▸ Stored items from a collection
§ §
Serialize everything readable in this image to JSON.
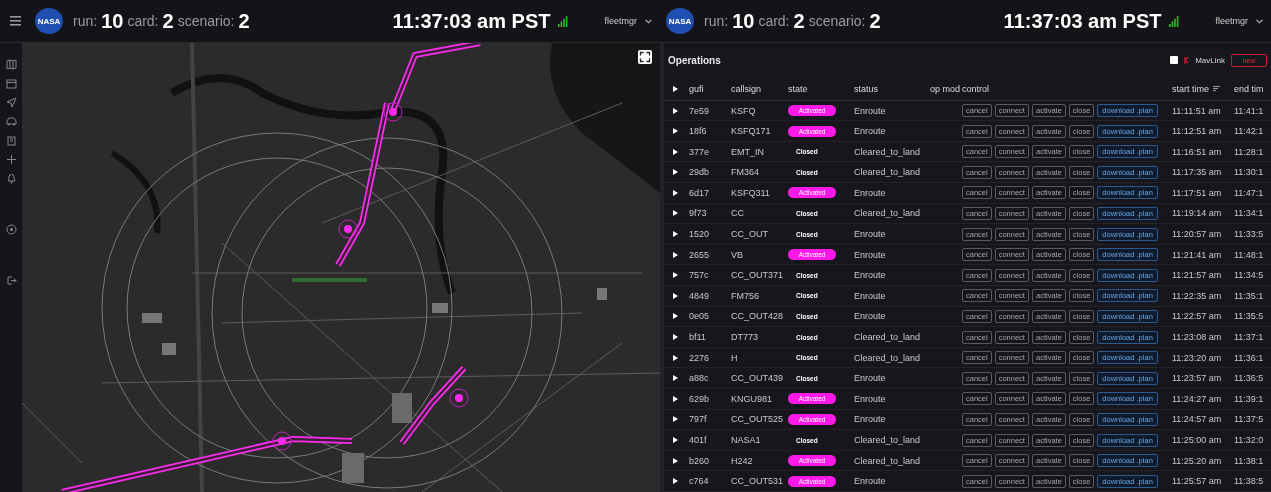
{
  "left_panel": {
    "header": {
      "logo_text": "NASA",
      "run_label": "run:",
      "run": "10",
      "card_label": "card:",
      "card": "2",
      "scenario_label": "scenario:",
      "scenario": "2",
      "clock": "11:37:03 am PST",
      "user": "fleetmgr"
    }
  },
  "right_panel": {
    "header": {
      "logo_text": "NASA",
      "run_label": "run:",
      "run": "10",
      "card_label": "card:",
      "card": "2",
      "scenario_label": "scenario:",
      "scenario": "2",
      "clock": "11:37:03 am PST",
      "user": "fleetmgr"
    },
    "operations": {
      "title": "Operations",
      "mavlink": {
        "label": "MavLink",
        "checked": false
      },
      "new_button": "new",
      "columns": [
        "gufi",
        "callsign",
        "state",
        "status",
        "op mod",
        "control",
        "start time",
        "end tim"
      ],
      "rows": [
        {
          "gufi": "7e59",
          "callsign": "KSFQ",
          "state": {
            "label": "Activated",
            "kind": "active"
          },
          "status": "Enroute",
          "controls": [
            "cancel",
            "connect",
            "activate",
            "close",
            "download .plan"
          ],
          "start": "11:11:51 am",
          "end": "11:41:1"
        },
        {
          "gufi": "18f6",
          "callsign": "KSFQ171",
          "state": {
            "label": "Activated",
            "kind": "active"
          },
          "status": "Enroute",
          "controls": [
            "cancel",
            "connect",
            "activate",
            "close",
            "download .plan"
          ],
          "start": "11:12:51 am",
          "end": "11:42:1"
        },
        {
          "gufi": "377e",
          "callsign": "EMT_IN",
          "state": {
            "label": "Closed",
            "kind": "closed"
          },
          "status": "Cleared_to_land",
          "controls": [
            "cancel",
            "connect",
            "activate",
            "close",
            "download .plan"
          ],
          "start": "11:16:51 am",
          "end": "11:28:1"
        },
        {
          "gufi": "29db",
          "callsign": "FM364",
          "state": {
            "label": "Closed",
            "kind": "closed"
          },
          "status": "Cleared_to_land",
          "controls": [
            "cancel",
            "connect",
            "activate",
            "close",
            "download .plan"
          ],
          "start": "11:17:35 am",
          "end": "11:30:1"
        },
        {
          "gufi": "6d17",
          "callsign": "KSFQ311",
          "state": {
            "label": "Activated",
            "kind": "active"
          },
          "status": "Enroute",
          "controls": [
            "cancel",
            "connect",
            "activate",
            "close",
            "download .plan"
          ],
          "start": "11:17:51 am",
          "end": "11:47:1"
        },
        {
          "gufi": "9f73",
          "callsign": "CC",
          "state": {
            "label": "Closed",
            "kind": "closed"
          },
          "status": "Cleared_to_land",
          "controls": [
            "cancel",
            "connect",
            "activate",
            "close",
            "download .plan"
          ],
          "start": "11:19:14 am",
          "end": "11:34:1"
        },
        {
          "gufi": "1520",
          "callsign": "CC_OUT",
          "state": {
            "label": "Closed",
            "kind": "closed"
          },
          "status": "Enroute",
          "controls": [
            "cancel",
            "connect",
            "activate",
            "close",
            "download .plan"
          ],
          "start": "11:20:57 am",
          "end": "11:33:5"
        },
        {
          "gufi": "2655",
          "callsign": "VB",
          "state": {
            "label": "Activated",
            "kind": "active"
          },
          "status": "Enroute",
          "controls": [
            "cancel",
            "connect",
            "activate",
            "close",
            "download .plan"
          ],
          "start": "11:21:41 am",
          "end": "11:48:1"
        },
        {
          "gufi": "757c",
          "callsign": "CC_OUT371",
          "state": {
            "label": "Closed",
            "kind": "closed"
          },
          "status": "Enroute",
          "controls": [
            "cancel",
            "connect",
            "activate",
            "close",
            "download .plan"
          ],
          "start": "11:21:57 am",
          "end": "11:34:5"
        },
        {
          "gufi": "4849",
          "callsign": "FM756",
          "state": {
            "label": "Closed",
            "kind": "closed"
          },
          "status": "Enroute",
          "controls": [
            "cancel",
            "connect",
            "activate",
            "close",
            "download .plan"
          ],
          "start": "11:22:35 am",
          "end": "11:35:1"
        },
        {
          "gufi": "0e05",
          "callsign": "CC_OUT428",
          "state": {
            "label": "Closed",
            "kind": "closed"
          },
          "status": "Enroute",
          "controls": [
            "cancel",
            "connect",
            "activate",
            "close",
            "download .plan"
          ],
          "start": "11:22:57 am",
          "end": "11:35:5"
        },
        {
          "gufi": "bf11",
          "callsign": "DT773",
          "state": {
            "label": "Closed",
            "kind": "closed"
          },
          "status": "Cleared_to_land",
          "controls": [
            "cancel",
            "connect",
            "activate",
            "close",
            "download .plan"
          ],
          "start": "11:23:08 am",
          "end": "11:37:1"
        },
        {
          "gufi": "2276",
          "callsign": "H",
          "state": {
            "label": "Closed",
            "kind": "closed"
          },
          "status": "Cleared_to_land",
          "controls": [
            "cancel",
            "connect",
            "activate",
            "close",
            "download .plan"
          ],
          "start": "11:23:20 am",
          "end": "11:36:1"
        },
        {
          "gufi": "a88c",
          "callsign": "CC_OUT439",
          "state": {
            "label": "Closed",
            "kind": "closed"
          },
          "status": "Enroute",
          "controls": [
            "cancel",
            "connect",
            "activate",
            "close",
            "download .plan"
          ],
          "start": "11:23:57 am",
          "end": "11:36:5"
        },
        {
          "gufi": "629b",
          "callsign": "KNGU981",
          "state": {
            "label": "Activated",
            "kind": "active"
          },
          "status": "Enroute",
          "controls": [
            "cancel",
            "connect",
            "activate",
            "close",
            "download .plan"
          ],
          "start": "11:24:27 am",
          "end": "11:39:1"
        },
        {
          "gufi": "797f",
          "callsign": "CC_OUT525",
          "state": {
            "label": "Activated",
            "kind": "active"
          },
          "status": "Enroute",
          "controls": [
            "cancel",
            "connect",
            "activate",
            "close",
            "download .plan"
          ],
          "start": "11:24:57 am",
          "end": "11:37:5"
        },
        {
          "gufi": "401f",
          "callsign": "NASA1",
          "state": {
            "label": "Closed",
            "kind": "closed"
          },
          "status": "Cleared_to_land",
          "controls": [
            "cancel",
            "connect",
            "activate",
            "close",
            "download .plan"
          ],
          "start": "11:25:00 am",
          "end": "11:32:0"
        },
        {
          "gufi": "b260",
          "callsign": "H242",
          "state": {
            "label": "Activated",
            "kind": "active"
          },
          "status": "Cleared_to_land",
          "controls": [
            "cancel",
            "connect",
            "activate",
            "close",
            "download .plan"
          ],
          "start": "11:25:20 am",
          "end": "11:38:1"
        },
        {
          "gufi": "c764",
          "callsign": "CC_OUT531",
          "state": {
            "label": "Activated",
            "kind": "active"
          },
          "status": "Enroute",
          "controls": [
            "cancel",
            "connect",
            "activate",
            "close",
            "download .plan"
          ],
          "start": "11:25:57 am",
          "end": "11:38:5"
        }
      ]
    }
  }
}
§ §
▸ TO DO
Copy the data character for character, but drop all pictures from the copy.

▸ ANSWER
Serialize everything readable in this image to JSON.
{
  "left_panel": {
    "header": {
      "logo_text": "NASA",
      "run_label": "run:",
      "run": "10",
      "card_label": "card:",
      "card": "2",
      "scenario_label": "scenario:",
      "scenario": "2",
      "clock": "11:37:03 am PST",
      "user": "fleetmgr"
    }
  },
  "right_panel": {
    "header": {
      "logo_text": "NASA",
      "run_label": "run:",
      "run": "10",
      "card_label": "card:",
      "card": "2",
      "scenario_label": "scenario:",
      "scenario": "2",
      "clock": "11:37:03 am PST",
      "user": "fleetmgr"
    },
    "operations": {
      "title": "Operations",
      "mavlink": {
        "label": "MavLink",
        "checked": false
      },
      "new_button": "new",
      "columns": [
        "gufi",
        "callsign",
        "state",
        "status",
        "op mod",
        "control",
        "start time",
        "end tim"
      ],
      "rows": [
        {
          "gufi": "7e59",
          "callsign": "KSFQ",
          "state": {
            "label": "Activated",
            "kind": "active"
          },
          "status": "Enroute",
          "controls": [
            "cancel",
            "connect",
            "activate",
            "close",
            "download .plan"
          ],
          "start": "11:11:51 am",
          "end": "11:41:1"
        },
        {
          "gufi": "18f6",
          "callsign": "KSFQ171",
          "state": {
            "label": "Activated",
            "kind": "active"
          },
          "status": "Enroute",
          "controls": [
            "cancel",
            "connect",
            "activate",
            "close",
            "download .plan"
          ],
          "start": "11:12:51 am",
          "end": "11:42:1"
        },
        {
          "gufi": "377e",
          "callsign": "EMT_IN",
          "state": {
            "label": "Closed",
            "kind": "closed"
          },
          "status": "Cleared_to_land",
          "controls": [
            "cancel",
            "connect",
            "activate",
            "close",
            "download .plan"
          ],
          "start": "11:16:51 am",
          "end": "11:28:1"
        },
        {
          "gufi": "29db",
          "callsign": "FM364",
          "state": {
            "label": "Closed",
            "kind": "closed"
          },
          "status": "Cleared_to_land",
          "controls": [
            "cancel",
            "connect",
            "activate",
            "close",
            "download .plan"
          ],
          "start": "11:17:35 am",
          "end": "11:30:1"
        },
        {
          "gufi": "6d17",
          "callsign": "KSFQ311",
          "state": {
            "label": "Activated",
            "kind": "active"
          },
          "status": "Enroute",
          "controls": [
            "cancel",
            "connect",
            "activate",
            "close",
            "download .plan"
          ],
          "start": "11:17:51 am",
          "end": "11:47:1"
        },
        {
          "gufi": "9f73",
          "callsign": "CC",
          "state": {
            "label": "Closed",
            "kind": "closed"
          },
          "status": "Cleared_to_land",
          "controls": [
            "cancel",
            "connect",
            "activate",
            "close",
            "download .plan"
          ],
          "start": "11:19:14 am",
          "end": "11:34:1"
        },
        {
          "gufi": "1520",
          "callsign": "CC_OUT",
          "state": {
            "label": "Closed",
            "kind": "closed"
          },
          "status": "Enroute",
          "controls": [
            "cancel",
            "connect",
            "activate",
            "close",
            "download .plan"
          ],
          "start": "11:20:57 am",
          "end": "11:33:5"
        },
        {
          "gufi": "2655",
          "callsign": "VB",
          "state": {
            "label": "Activated",
            "kind": "active"
          },
          "status": "Enroute",
          "controls": [
            "cancel",
            "connect",
            "activate",
            "close",
            "download .plan"
          ],
          "start": "11:21:41 am",
          "end": "11:48:1"
        },
        {
          "gufi": "757c",
          "callsign": "CC_OUT371",
          "state": {
            "label": "Closed",
            "kind": "closed"
          },
          "status": "Enroute",
          "controls": [
            "cancel",
            "connect",
            "activate",
            "close",
            "download .plan"
          ],
          "start": "11:21:57 am",
          "end": "11:34:5"
        },
        {
          "gufi": "4849",
          "callsign": "FM756",
          "state": {
            "label": "Closed",
            "kind": "closed"
          },
          "status": "Enroute",
          "controls": [
            "cancel",
            "connect",
            "activate",
            "close",
            "download .plan"
          ],
          "start": "11:22:35 am",
          "end": "11:35:1"
        },
        {
          "gufi": "0e05",
          "callsign": "CC_OUT428",
          "state": {
            "label": "Closed",
            "kind": "closed"
          },
          "status": "Enroute",
          "controls": [
            "cancel",
            "connect",
            "activate",
            "close",
            "download .plan"
          ],
          "start": "11:22:57 am",
          "end": "11:35:5"
        },
        {
          "gufi": "bf11",
          "callsign": "DT773",
          "state": {
            "label": "Closed",
            "kind": "closed"
          },
          "status": "Cleared_to_land",
          "controls": [
            "cancel",
            "connect",
            "activate",
            "close",
            "download .plan"
          ],
          "start": "11:23:08 am",
          "end": "11:37:1"
        },
        {
          "gufi": "2276",
          "callsign": "H",
          "state": {
            "label": "Closed",
            "kind": "closed"
          },
          "status": "Cleared_to_land",
          "controls": [
            "cancel",
            "connect",
            "activate",
            "close",
            "download .plan"
          ],
          "start": "11:23:20 am",
          "end": "11:36:1"
        },
        {
          "gufi": "a88c",
          "callsign": "CC_OUT439",
          "state": {
            "label": "Closed",
            "kind": "closed"
          },
          "status": "Enroute",
          "controls": [
            "cancel",
            "connect",
            "activate",
            "close",
            "download .plan"
          ],
          "start": "11:23:57 am",
          "end": "11:36:5"
        },
        {
          "gufi": "629b",
          "callsign": "KNGU981",
          "state": {
            "label": "Activated",
            "kind": "active"
          },
          "status": "Enroute",
          "controls": [
            "cancel",
            "connect",
            "activate",
            "close",
            "download .plan"
          ],
          "start": "11:24:27 am",
          "end": "11:39:1"
        },
        {
          "gufi": "797f",
          "callsign": "CC_OUT525",
          "state": {
            "label": "Activated",
            "kind": "active"
          },
          "status": "Enroute",
          "controls": [
            "cancel",
            "connect",
            "activate",
            "close",
            "download .plan"
          ],
          "start": "11:24:57 am",
          "end": "11:37:5"
        },
        {
          "gufi": "401f",
          "callsign": "NASA1",
          "state": {
            "label": "Closed",
            "kind": "closed"
          },
          "status": "Cleared_to_land",
          "controls": [
            "cancel",
            "connect",
            "activate",
            "close",
            "download .plan"
          ],
          "start": "11:25:00 am",
          "end": "11:32:0"
        },
        {
          "gufi": "b260",
          "callsign": "H242",
          "state": {
            "label": "Activated",
            "kind": "active"
          },
          "status": "Cleared_to_land",
          "controls": [
            "cancel",
            "connect",
            "activate",
            "close",
            "download .plan"
          ],
          "start": "11:25:20 am",
          "end": "11:38:1"
        },
        {
          "gufi": "c764",
          "callsign": "CC_OUT531",
          "state": {
            "label": "Activated",
            "kind": "active"
          },
          "status": "Enroute",
          "controls": [
            "cancel",
            "connect",
            "activate",
            "close",
            "download .plan"
          ],
          "start": "11:25:57 am",
          "end": "11:38:5"
        }
      ]
    }
  }
}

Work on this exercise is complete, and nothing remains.